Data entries
+ + + + + + +
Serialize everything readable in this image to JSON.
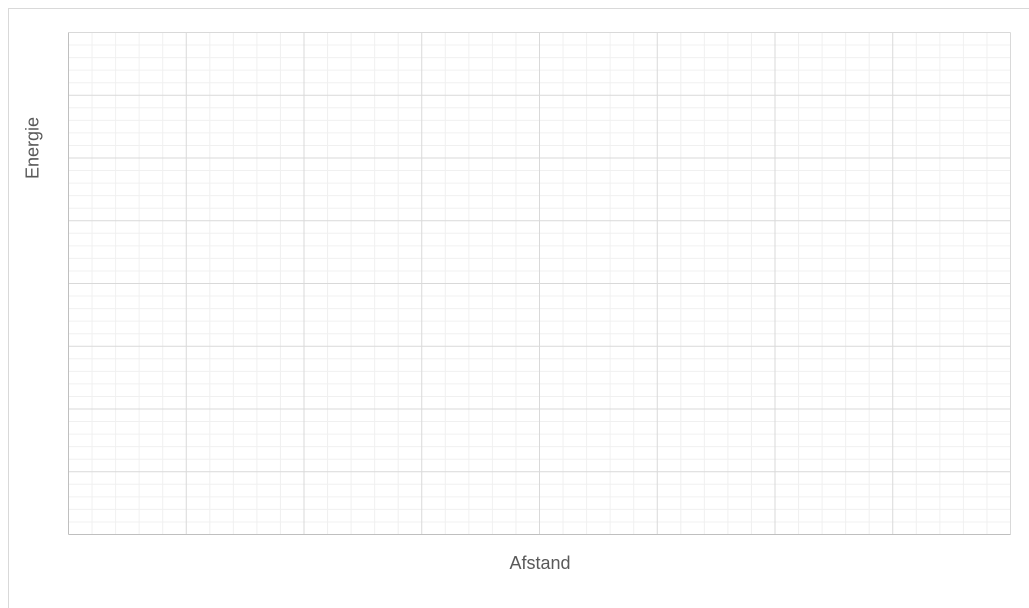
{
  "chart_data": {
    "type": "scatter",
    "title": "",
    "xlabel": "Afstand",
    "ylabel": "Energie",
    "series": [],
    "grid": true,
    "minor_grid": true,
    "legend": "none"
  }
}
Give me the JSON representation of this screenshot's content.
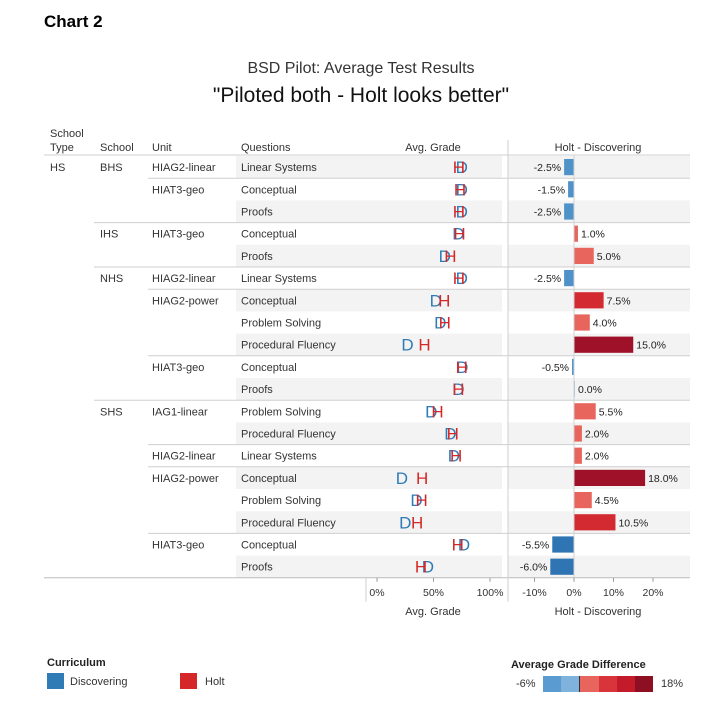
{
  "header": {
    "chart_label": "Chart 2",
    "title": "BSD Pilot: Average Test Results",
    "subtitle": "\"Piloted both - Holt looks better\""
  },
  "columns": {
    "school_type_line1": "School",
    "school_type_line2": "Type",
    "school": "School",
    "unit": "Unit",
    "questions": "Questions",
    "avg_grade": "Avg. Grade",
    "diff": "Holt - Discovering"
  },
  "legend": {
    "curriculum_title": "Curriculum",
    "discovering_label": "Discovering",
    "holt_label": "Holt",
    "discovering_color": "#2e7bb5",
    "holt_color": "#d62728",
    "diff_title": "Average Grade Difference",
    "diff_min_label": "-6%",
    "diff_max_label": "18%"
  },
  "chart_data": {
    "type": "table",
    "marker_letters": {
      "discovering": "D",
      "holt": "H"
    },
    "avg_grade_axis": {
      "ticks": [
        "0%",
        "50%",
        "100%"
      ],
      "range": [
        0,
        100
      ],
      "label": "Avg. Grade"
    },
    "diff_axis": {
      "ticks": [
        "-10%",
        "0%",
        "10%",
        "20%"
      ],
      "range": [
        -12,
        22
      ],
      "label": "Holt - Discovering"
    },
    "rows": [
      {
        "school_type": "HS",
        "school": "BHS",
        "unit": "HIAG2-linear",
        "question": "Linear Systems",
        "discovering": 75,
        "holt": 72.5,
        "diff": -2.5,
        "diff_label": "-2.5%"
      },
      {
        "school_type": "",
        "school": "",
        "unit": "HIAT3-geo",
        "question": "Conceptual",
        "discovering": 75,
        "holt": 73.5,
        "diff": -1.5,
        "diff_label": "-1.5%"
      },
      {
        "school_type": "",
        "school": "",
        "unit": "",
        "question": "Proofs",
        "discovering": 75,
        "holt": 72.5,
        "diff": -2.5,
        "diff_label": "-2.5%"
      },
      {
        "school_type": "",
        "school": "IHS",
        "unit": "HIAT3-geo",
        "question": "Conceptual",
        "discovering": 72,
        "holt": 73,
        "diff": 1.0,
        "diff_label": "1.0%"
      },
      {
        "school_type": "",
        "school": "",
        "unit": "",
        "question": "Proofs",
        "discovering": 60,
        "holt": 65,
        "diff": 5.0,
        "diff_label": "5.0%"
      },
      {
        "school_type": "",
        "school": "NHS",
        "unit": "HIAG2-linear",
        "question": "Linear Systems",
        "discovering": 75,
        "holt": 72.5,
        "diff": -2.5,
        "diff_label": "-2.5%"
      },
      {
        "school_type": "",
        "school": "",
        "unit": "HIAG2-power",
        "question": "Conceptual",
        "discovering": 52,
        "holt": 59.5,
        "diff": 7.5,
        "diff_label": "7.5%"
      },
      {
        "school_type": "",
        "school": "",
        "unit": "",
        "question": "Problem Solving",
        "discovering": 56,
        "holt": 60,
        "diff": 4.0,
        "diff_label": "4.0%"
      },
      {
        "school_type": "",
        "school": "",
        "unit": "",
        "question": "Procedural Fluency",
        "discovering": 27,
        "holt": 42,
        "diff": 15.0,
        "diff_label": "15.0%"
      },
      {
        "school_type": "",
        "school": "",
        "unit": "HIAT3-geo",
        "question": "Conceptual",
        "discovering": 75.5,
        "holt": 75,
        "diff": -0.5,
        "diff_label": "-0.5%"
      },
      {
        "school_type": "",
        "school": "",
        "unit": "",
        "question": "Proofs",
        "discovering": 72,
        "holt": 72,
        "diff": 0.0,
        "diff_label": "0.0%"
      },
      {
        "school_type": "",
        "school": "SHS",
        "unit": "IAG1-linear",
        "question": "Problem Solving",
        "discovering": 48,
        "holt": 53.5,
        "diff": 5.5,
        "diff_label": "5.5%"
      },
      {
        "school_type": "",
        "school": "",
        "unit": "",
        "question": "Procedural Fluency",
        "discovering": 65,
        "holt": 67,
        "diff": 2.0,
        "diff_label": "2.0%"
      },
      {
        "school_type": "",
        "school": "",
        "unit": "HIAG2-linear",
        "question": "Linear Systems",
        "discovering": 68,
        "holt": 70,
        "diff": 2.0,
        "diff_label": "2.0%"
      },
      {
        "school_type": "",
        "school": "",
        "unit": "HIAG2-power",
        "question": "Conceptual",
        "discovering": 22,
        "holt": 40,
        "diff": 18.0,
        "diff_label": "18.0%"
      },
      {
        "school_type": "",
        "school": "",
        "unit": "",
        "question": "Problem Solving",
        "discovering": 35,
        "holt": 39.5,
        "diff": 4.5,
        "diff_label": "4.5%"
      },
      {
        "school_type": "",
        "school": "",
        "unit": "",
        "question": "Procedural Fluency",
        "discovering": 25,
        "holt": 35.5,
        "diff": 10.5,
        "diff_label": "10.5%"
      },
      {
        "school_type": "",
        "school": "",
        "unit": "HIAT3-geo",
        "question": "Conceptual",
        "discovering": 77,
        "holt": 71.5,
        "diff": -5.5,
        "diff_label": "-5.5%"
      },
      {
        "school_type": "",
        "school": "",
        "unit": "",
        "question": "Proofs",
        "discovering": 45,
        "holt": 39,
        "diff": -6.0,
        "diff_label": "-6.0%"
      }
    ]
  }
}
+ + + + + + +
▶ **PROBLEM TO SOLVE**: Print every entry above again without changing a word, and omit the pictures.

▶ **RESPONSE**:
Serialize everything readable in this image to JSON.
{
  "chart_data": {
    "type": "scatter",
    "title": "",
    "xlabel": "Afstand",
    "ylabel": "Energie",
    "series": [],
    "grid": true,
    "minor_grid": true,
    "legend": "none"
  }
}
Give me the JSON representation of this screenshot's content.
{
  "header": {
    "chart_label": "Chart 2",
    "title": "BSD Pilot: Average Test Results",
    "subtitle": "\"Piloted both - Holt looks better\""
  },
  "columns": {
    "school_type_line1": "School",
    "school_type_line2": "Type",
    "school": "School",
    "unit": "Unit",
    "questions": "Questions",
    "avg_grade": "Avg. Grade",
    "diff": "Holt - Discovering"
  },
  "legend": {
    "curriculum_title": "Curriculum",
    "discovering_label": "Discovering",
    "holt_label": "Holt",
    "discovering_color": "#2e7bb5",
    "holt_color": "#d62728",
    "diff_title": "Average Grade Difference",
    "diff_min_label": "-6%",
    "diff_max_label": "18%"
  },
  "chart_data": {
    "type": "table",
    "marker_letters": {
      "discovering": "D",
      "holt": "H"
    },
    "avg_grade_axis": {
      "ticks": [
        "0%",
        "50%",
        "100%"
      ],
      "range": [
        0,
        100
      ],
      "label": "Avg. Grade"
    },
    "diff_axis": {
      "ticks": [
        "-10%",
        "0%",
        "10%",
        "20%"
      ],
      "range": [
        -12,
        22
      ],
      "label": "Holt - Discovering"
    },
    "rows": [
      {
        "school_type": "HS",
        "school": "BHS",
        "unit": "HIAG2-linear",
        "question": "Linear Systems",
        "discovering": 75,
        "holt": 72.5,
        "diff": -2.5,
        "diff_label": "-2.5%"
      },
      {
        "school_type": "",
        "school": "",
        "unit": "HIAT3-geo",
        "question": "Conceptual",
        "discovering": 75,
        "holt": 73.5,
        "diff": -1.5,
        "diff_label": "-1.5%"
      },
      {
        "school_type": "",
        "school": "",
        "unit": "",
        "question": "Proofs",
        "discovering": 75,
        "holt": 72.5,
        "diff": -2.5,
        "diff_label": "-2.5%"
      },
      {
        "school_type": "",
        "school": "IHS",
        "unit": "HIAT3-geo",
        "question": "Conceptual",
        "discovering": 72,
        "holt": 73,
        "diff": 1.0,
        "diff_label": "1.0%"
      },
      {
        "school_type": "",
        "school": "",
        "unit": "",
        "question": "Proofs",
        "discovering": 60,
        "holt": 65,
        "diff": 5.0,
        "diff_label": "5.0%"
      },
      {
        "school_type": "",
        "school": "NHS",
        "unit": "HIAG2-linear",
        "question": "Linear Systems",
        "discovering": 75,
        "holt": 72.5,
        "diff": -2.5,
        "diff_label": "-2.5%"
      },
      {
        "school_type": "",
        "school": "",
        "unit": "HIAG2-power",
        "question": "Conceptual",
        "discovering": 52,
        "holt": 59.5,
        "diff": 7.5,
        "diff_label": "7.5%"
      },
      {
        "school_type": "",
        "school": "",
        "unit": "",
        "question": "Problem Solving",
        "discovering": 56,
        "holt": 60,
        "diff": 4.0,
        "diff_label": "4.0%"
      },
      {
        "school_type": "",
        "school": "",
        "unit": "",
        "question": "Procedural Fluency",
        "discovering": 27,
        "holt": 42,
        "diff": 15.0,
        "diff_label": "15.0%"
      },
      {
        "school_type": "",
        "school": "",
        "unit": "HIAT3-geo",
        "question": "Conceptual",
        "discovering": 75.5,
        "holt": 75,
        "diff": -0.5,
        "diff_label": "-0.5%"
      },
      {
        "school_type": "",
        "school": "",
        "unit": "",
        "question": "Proofs",
        "discovering": 72,
        "holt": 72,
        "diff": 0.0,
        "diff_label": "0.0%"
      },
      {
        "school_type": "",
        "school": "SHS",
        "unit": "IAG1-linear",
        "question": "Problem Solving",
        "discovering": 48,
        "holt": 53.5,
        "diff": 5.5,
        "diff_label": "5.5%"
      },
      {
        "school_type": "",
        "school": "",
        "unit": "",
        "question": "Procedural Fluency",
        "discovering": 65,
        "holt": 67,
        "diff": 2.0,
        "diff_label": "2.0%"
      },
      {
        "school_type": "",
        "school": "",
        "unit": "HIAG2-linear",
        "question": "Linear Systems",
        "discovering": 68,
        "holt": 70,
        "diff": 2.0,
        "diff_label": "2.0%"
      },
      {
        "school_type": "",
        "school": "",
        "unit": "HIAG2-power",
        "question": "Conceptual",
        "discovering": 22,
        "holt": 40,
        "diff": 18.0,
        "diff_label": "18.0%"
      },
      {
        "school_type": "",
        "school": "",
        "unit": "",
        "question": "Problem Solving",
        "discovering": 35,
        "holt": 39.5,
        "diff": 4.5,
        "diff_label": "4.5%"
      },
      {
        "school_type": "",
        "school": "",
        "unit": "",
        "question": "Procedural Fluency",
        "discovering": 25,
        "holt": 35.5,
        "diff": 10.5,
        "diff_label": "10.5%"
      },
      {
        "school_type": "",
        "school": "",
        "unit": "HIAT3-geo",
        "question": "Conceptual",
        "discovering": 77,
        "holt": 71.5,
        "diff": -5.5,
        "diff_label": "-5.5%"
      },
      {
        "school_type": "",
        "school": "",
        "unit": "",
        "question": "Proofs",
        "discovering": 45,
        "holt": 39,
        "diff": -6.0,
        "diff_label": "-6.0%"
      }
    ]
  }
}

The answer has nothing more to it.